SHORT PROBLEM -
Edit the items below by giving back only the lines from the one containing "console-line: A: [311, 335, 319, 350]" through the one containing "accent-bar: [0, 40, 30, 68]", with "console-line" changed to "output-line" and nothing else altered.

╭─ LISTING

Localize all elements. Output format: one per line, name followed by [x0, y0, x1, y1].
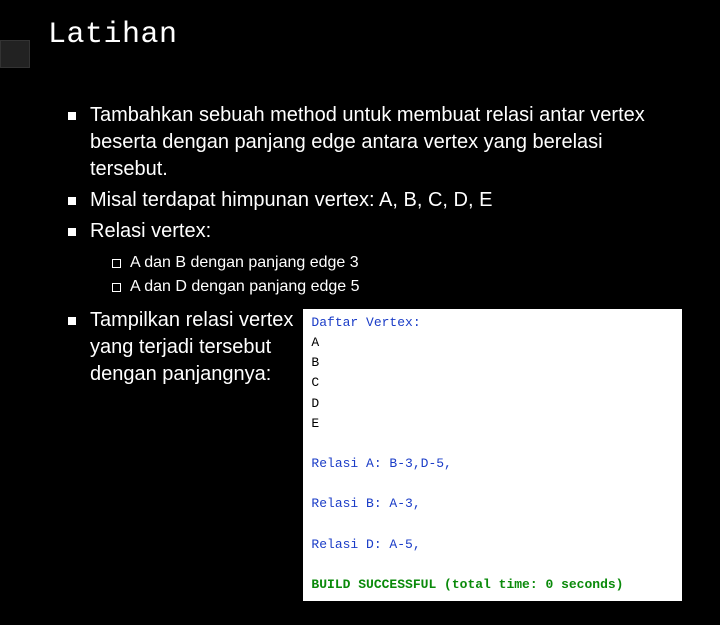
console-line: A: [311, 335, 319, 350]
list-item: Tambahkan sebuah method untuk membuat re…: [72, 102, 682, 183]
console-line: Relasi D: A-5,: [311, 537, 420, 552]
slide: Latihan Tambahkan sebuah method untuk me…: [0, 0, 720, 625]
accent-bar: [0, 40, 30, 68]
bullet-line: dengan panjangnya:: [90, 361, 293, 388]
bullet-text: Tambahkan sebuah method untuk membuat re…: [90, 104, 645, 180]
console-line: BUILD SUCCESSFUL (total time: 0 seconds): [311, 577, 623, 592]
bullet-line: Tampilkan relasi vertex: [90, 307, 293, 334]
list-item: Tampilkan relasi vertex yang terjadi ter…: [72, 307, 682, 601]
bullet-text-block: Tampilkan relasi vertex yang terjadi ter…: [90, 307, 293, 388]
console-line: Relasi A: B-3,D-5,: [311, 456, 451, 471]
sub-list: A dan B dengan panjang edge 3 A dan D de…: [90, 251, 682, 299]
slide-title: Latihan: [48, 18, 682, 52]
console-line: Daftar Vertex:: [311, 315, 420, 330]
console-line: D: [311, 396, 319, 411]
list-item: A dan D dengan panjang edge 5: [114, 275, 682, 299]
bullet-text: A dan D dengan panjang edge 5: [130, 278, 360, 295]
console-line: C: [311, 375, 319, 390]
console-line: Relasi B: A-3,: [311, 496, 420, 511]
console-output: Daftar Vertex: A B C D E Relasi A: B-3,D…: [303, 309, 682, 601]
list-item: Misal terdapat himpunan vertex: A, B, C,…: [72, 187, 682, 214]
bullet-list: Tambahkan sebuah method untuk membuat re…: [48, 102, 682, 601]
bullet-text: A dan B dengan panjang edge 3: [130, 254, 359, 271]
bullet-text: Relasi vertex:: [90, 220, 211, 242]
title-row: Latihan: [48, 18, 682, 52]
list-item: A dan B dengan panjang edge 3: [114, 251, 682, 275]
list-item: Relasi vertex: A dan B dengan panjang ed…: [72, 218, 682, 299]
bullet-line: yang terjadi tersebut: [90, 334, 293, 361]
console-line: E: [311, 416, 319, 431]
console-line: B: [311, 355, 319, 370]
bullet-text: Misal terdapat himpunan vertex: A, B, C,…: [90, 189, 492, 211]
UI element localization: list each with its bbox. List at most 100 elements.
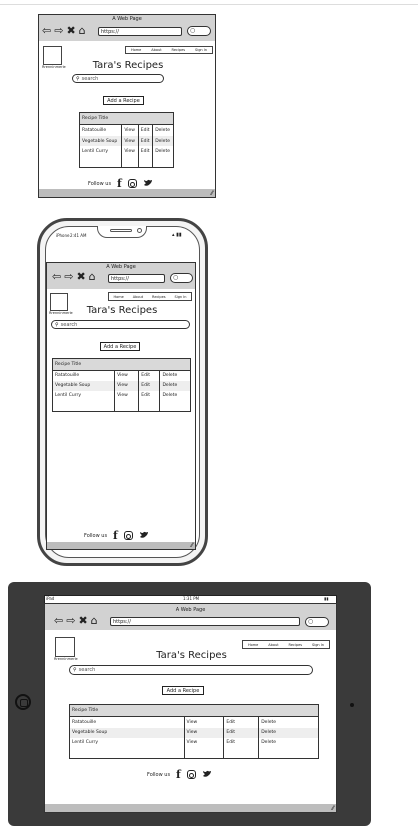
table-row: Lentil Curry View Edit Delete	[80, 146, 174, 157]
page-title: Tara's Recipes	[92, 60, 164, 71]
twitter-icon[interactable]	[143, 179, 153, 188]
forward-arrow-icon[interactable]: ⇨	[54, 25, 63, 36]
search-icon: ○	[173, 274, 179, 281]
edit-link[interactable]: Edit	[137, 135, 153, 147]
close-icon[interactable]: ✖	[66, 25, 75, 36]
delete-link[interactable]: Delete	[152, 135, 174, 147]
table-row: Ratatouille View Edit Delete	[80, 124, 174, 136]
close-icon[interactable]: ✖	[76, 271, 85, 282]
view-link[interactable]: View	[183, 716, 224, 728]
delete-link[interactable]: Delete	[152, 146, 174, 157]
instagram-icon[interactable]	[123, 531, 133, 540]
recipe-title: Vegetable Soup	[79, 135, 122, 147]
resize-handle-icon[interactable]: ⁄⁄	[191, 542, 193, 549]
search-icon: ⚲	[55, 321, 59, 328]
phone-carrier: iPhone	[56, 233, 70, 238]
status-bar: ⁄⁄	[45, 804, 336, 812]
home-icon[interactable]: ⌂	[89, 271, 96, 282]
delete-link[interactable]: Delete	[159, 370, 191, 382]
view-link[interactable]: View	[114, 390, 139, 401]
view-link[interactable]: View	[114, 370, 139, 382]
table-header: Recipe Title	[52, 358, 191, 371]
menu-item-home[interactable]: Home	[113, 295, 123, 299]
edit-link[interactable]: Edit	[223, 716, 259, 728]
browser-search-field[interactable]: ○	[187, 26, 211, 36]
battery-icon: ▴ ▮▮	[172, 232, 182, 238]
search-icon: ○	[190, 27, 196, 34]
menu-item-home[interactable]: Home	[248, 643, 258, 647]
tablet-status-time: 1:31 PM	[183, 596, 200, 601]
page-title: Tara's Recipes	[156, 650, 227, 661]
edit-link[interactable]: Edit	[223, 727, 259, 738]
menu-item-recipes[interactable]: Recipes	[152, 295, 166, 299]
view-link[interactable]: View	[114, 381, 139, 391]
browser-search-field[interactable]: ○	[170, 273, 193, 283]
recipe-title: Vegetable Soup	[52, 381, 115, 391]
search-input[interactable]: ⚲ search	[51, 320, 190, 329]
resize-handle-icon[interactable]: ⁄⁄	[332, 805, 334, 812]
menu-item-recipes[interactable]: Recipes	[172, 48, 186, 52]
instagram-icon[interactable]	[186, 770, 196, 779]
recipe-title: Vegetable Soup	[69, 727, 185, 738]
camera-icon	[137, 228, 142, 233]
edit-link[interactable]: Edit	[137, 124, 153, 136]
back-arrow-icon[interactable]: ⇦	[52, 271, 61, 282]
back-arrow-icon[interactable]: ⇦	[42, 25, 51, 36]
view-link[interactable]: View	[183, 737, 224, 748]
tablet-home-button-icon[interactable]	[15, 694, 31, 710]
edit-link[interactable]: Edit	[138, 370, 160, 382]
recipe-title: Ratatouille	[55, 373, 80, 379]
forward-arrow-icon[interactable]: ⇨	[66, 615, 75, 626]
home-icon[interactable]: ⌂	[91, 615, 98, 626]
window-title: A Web Page	[175, 607, 206, 613]
top-menu: Home About Recipes Sign In	[242, 640, 330, 649]
view-link[interactable]: View	[183, 727, 224, 738]
follow-label: Follow us	[147, 771, 171, 778]
facebook-icon[interactable]: f	[113, 529, 118, 542]
back-arrow-icon[interactable]: ⇦	[54, 615, 63, 626]
edit-link[interactable]: Edit	[138, 381, 160, 391]
add-recipe-button[interactable]: Add a Recipe	[100, 342, 140, 351]
table-row: Lentil Curry View Edit Delete	[53, 390, 191, 401]
url-field[interactable]: https://	[108, 274, 165, 283]
menu-item-recipes[interactable]: Recipes	[289, 643, 303, 647]
menu-item-sign-in[interactable]: Sign In	[195, 48, 207, 52]
delete-link[interactable]: Delete	[159, 381, 191, 391]
add-recipe-button[interactable]: Add a Recipe	[103, 96, 144, 105]
edit-link[interactable]: Edit	[138, 390, 160, 401]
edit-link[interactable]: Edit	[137, 146, 153, 157]
phone-time: 2:41 AM	[70, 233, 87, 238]
menu-item-about[interactable]: About	[151, 48, 161, 52]
menu-item-about[interactable]: About	[268, 643, 278, 647]
delete-link[interactable]: Delete	[258, 737, 319, 748]
delete-link[interactable]: Delete	[152, 124, 174, 136]
url-field[interactable]: https://	[110, 617, 300, 626]
view-link[interactable]: View	[121, 124, 139, 136]
edit-link[interactable]: Edit	[223, 737, 259, 748]
delete-link[interactable]: Delete	[258, 716, 319, 728]
delete-link[interactable]: Delete	[159, 390, 191, 401]
resize-handle-icon[interactable]: ⁄⁄	[211, 190, 213, 197]
twitter-icon[interactable]	[139, 531, 149, 540]
menu-item-about[interactable]: About	[133, 295, 143, 299]
browser-search-field[interactable]: ○	[305, 617, 329, 627]
menu-item-home[interactable]: Home	[131, 48, 141, 52]
url-field[interactable]: https://	[98, 27, 182, 36]
view-link[interactable]: View	[121, 146, 139, 157]
facebook-icon[interactable]: f	[176, 768, 181, 781]
search-input[interactable]: ⚲ search	[69, 665, 313, 675]
table-row-empty	[70, 747, 319, 759]
add-recipe-button[interactable]: Add a Recipe	[162, 686, 204, 695]
search-placeholder: search	[60, 321, 78, 328]
instagram-icon[interactable]	[127, 179, 137, 188]
home-icon[interactable]: ⌂	[79, 25, 86, 36]
menu-item-sign-in[interactable]: Sign In	[175, 295, 187, 299]
top-divider	[0, 4, 418, 5]
forward-arrow-icon[interactable]: ⇨	[64, 271, 73, 282]
close-icon[interactable]: ✖	[78, 615, 87, 626]
view-link[interactable]: View	[121, 135, 139, 147]
delete-link[interactable]: Delete	[258, 727, 319, 738]
search-input[interactable]: ⚲ search	[72, 74, 164, 83]
menu-item-sign-in[interactable]: Sign In	[312, 643, 324, 647]
twitter-icon[interactable]	[202, 770, 212, 779]
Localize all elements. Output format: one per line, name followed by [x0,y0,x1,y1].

╰─

REPLY -
output-line: A: [311, 335, 319, 350]
list-item: Tambahkan sebuah method untuk membuat re…: [72, 102, 682, 183]
output-line: Relasi D: A-5,: [311, 537, 420, 552]
slide: Latihan Tambahkan sebuah method untuk me…: [0, 0, 720, 625]
accent-bar: [0, 40, 30, 68]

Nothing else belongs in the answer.